--- DATA TO PROCESS ---
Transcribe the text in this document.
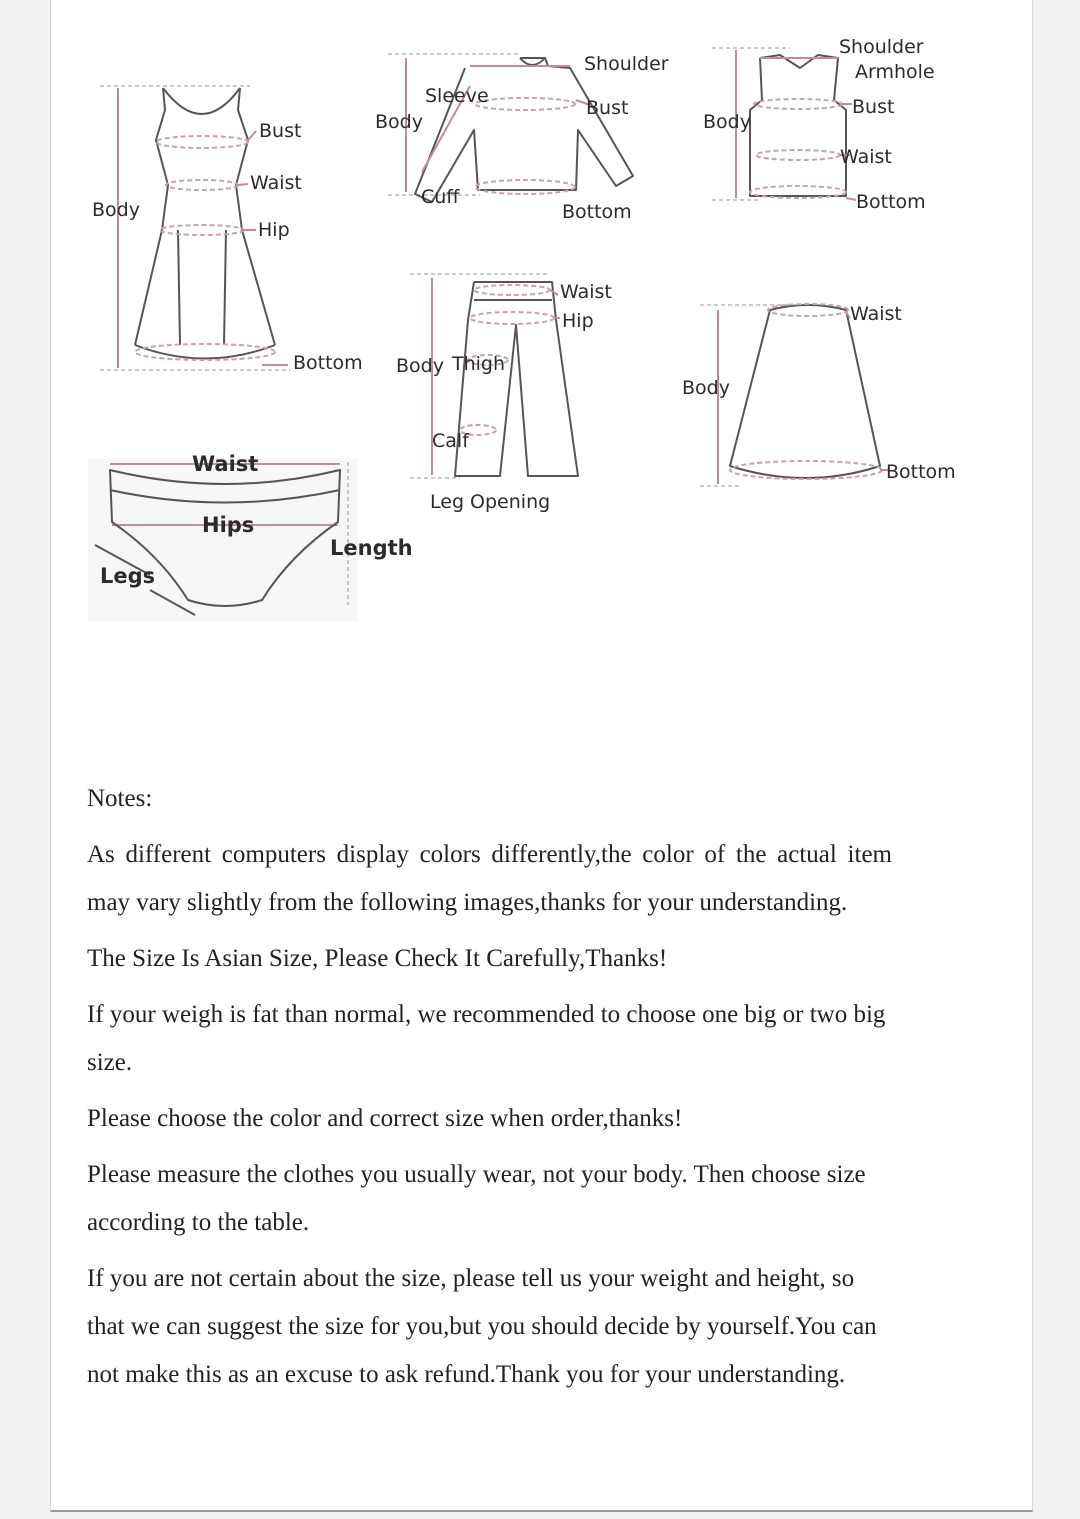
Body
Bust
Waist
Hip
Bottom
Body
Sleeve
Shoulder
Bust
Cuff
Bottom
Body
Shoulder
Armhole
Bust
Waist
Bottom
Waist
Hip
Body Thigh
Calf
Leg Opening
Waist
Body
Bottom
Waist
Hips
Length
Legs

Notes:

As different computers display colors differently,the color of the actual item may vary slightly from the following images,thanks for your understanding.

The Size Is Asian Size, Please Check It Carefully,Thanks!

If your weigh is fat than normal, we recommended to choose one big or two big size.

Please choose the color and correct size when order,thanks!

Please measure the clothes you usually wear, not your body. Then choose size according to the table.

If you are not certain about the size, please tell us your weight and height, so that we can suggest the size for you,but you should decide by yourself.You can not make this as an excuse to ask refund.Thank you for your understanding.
---
> _SET EXERCISE_
Set down the lines of the records above exactly, apart from the pictures.

> _RESULT FOR THIS EXERCISE_
Transcribe the text in this document.
Body
Bust
Waist
Hip
Bottom
Body
Sleeve
Shoulder
Bust
Cuff
Bottom
Body
Shoulder
Armhole
Bust
Waist
Bottom
Waist
Hip
Body Thigh
Calf
Leg Opening
Waist
Body
Bottom
Waist
Hips
Length
Legs

Notes:

As different computers display colors differently,the color of the actual item may vary slightly from the following images,thanks for your understanding.

The Size Is Asian Size, Please Check It Carefully,Thanks!

If your weigh is fat than normal, we recommended to choose one big or two big size.

Please choose the color and correct size when order,thanks!

Please measure the clothes you usually wear, not your body. Then choose size according to the table.

If you are not certain about the size, please tell us your weight and height, so that we can suggest the size for you,but you should decide by yourself.You can not make this as an excuse to ask refund.Thank you for your understanding.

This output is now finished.